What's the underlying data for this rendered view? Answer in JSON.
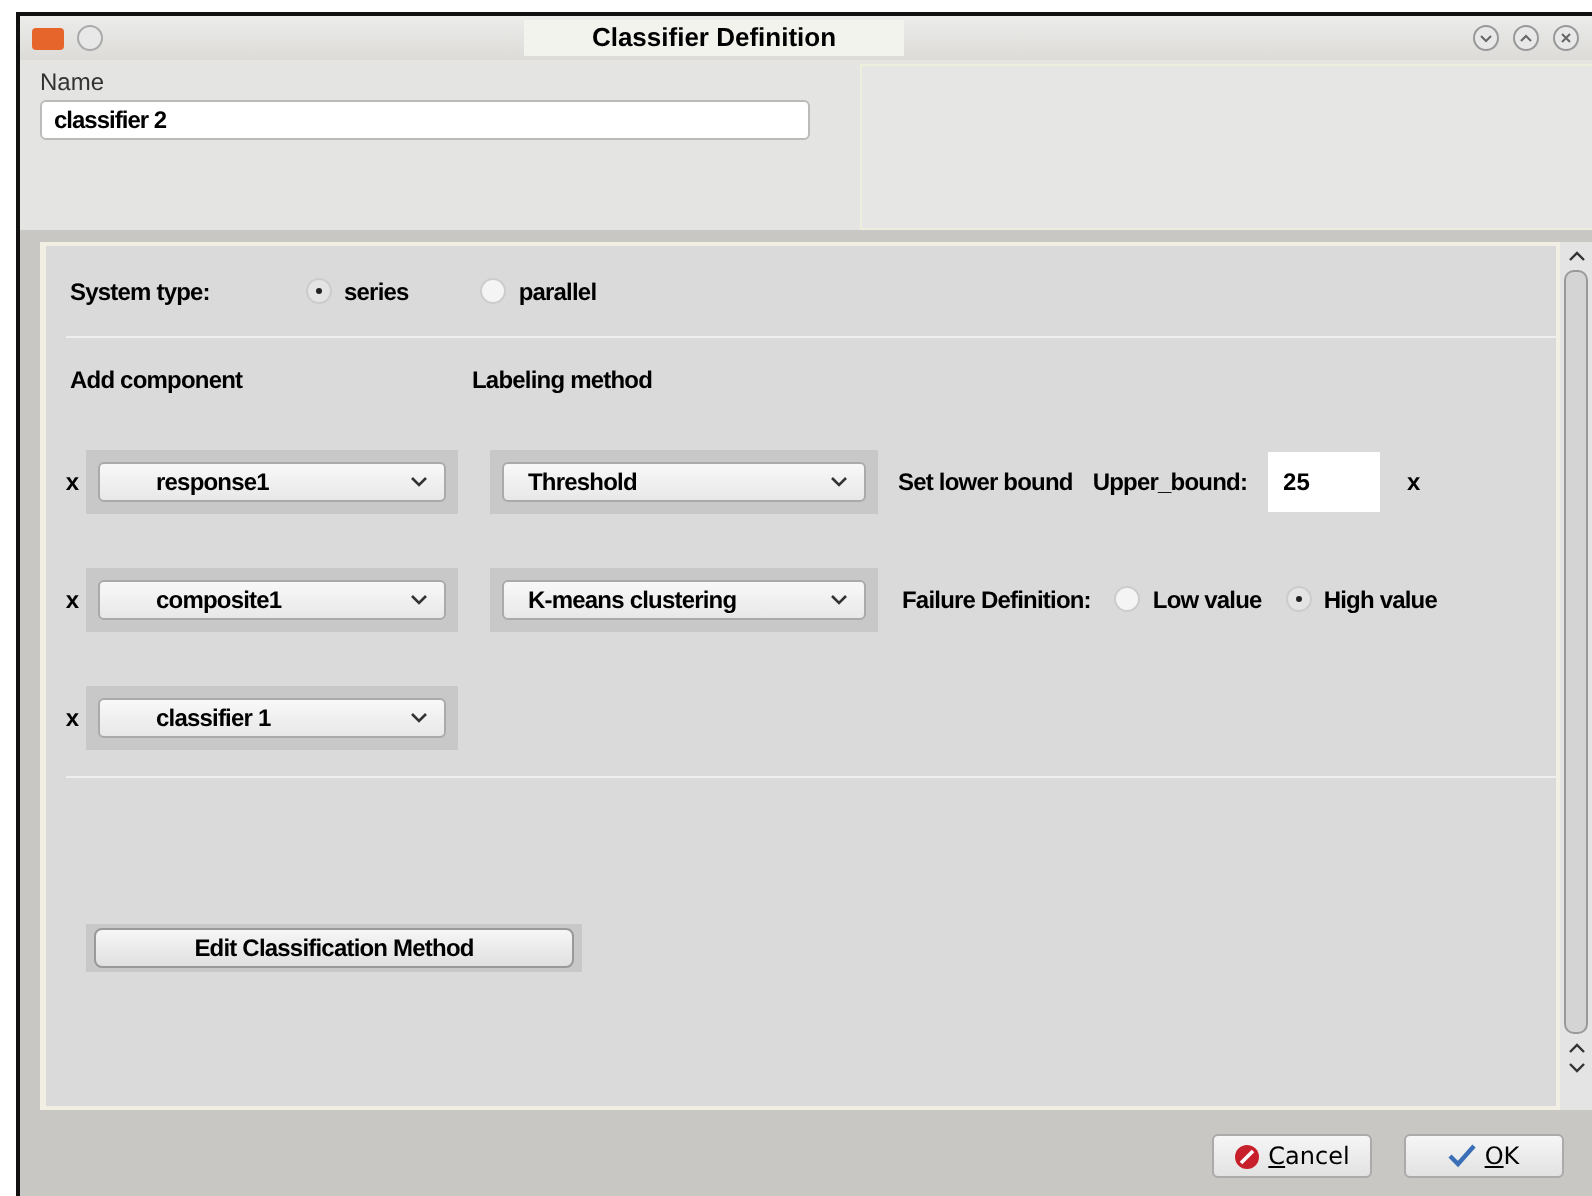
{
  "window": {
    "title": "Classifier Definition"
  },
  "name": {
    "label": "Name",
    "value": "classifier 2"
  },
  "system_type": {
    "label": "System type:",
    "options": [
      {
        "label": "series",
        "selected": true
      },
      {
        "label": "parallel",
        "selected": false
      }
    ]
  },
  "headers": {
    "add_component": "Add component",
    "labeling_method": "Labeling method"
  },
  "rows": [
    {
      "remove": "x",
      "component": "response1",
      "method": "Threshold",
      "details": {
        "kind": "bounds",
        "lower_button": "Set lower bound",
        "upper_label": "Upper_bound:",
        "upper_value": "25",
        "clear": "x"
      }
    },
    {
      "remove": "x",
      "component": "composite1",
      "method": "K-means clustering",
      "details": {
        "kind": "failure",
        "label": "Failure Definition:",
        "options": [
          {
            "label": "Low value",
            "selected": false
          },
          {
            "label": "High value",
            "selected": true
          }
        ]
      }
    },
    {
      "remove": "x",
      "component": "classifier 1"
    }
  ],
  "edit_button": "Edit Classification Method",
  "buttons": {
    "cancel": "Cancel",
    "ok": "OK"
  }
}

● ● ● ●

Task: All the records above need to be given again word for word. Skip the pictures.

Result of this exercise:
What's the underlying data for this rendered view? Answer in JSON.
{
  "window": {
    "title": "Classifier Definition"
  },
  "name": {
    "label": "Name",
    "value": "classifier 2"
  },
  "system_type": {
    "label": "System type:",
    "options": [
      {
        "label": "series",
        "selected": true
      },
      {
        "label": "parallel",
        "selected": false
      }
    ]
  },
  "headers": {
    "add_component": "Add component",
    "labeling_method": "Labeling method"
  },
  "rows": [
    {
      "remove": "x",
      "component": "response1",
      "method": "Threshold",
      "details": {
        "kind": "bounds",
        "lower_button": "Set lower bound",
        "upper_label": "Upper_bound:",
        "upper_value": "25",
        "clear": "x"
      }
    },
    {
      "remove": "x",
      "component": "composite1",
      "method": "K-means clustering",
      "details": {
        "kind": "failure",
        "label": "Failure Definition:",
        "options": [
          {
            "label": "Low value",
            "selected": false
          },
          {
            "label": "High value",
            "selected": true
          }
        ]
      }
    },
    {
      "remove": "x",
      "component": "classifier 1"
    }
  ],
  "edit_button": "Edit Classification Method",
  "buttons": {
    "cancel": "Cancel",
    "ok": "OK"
  }
}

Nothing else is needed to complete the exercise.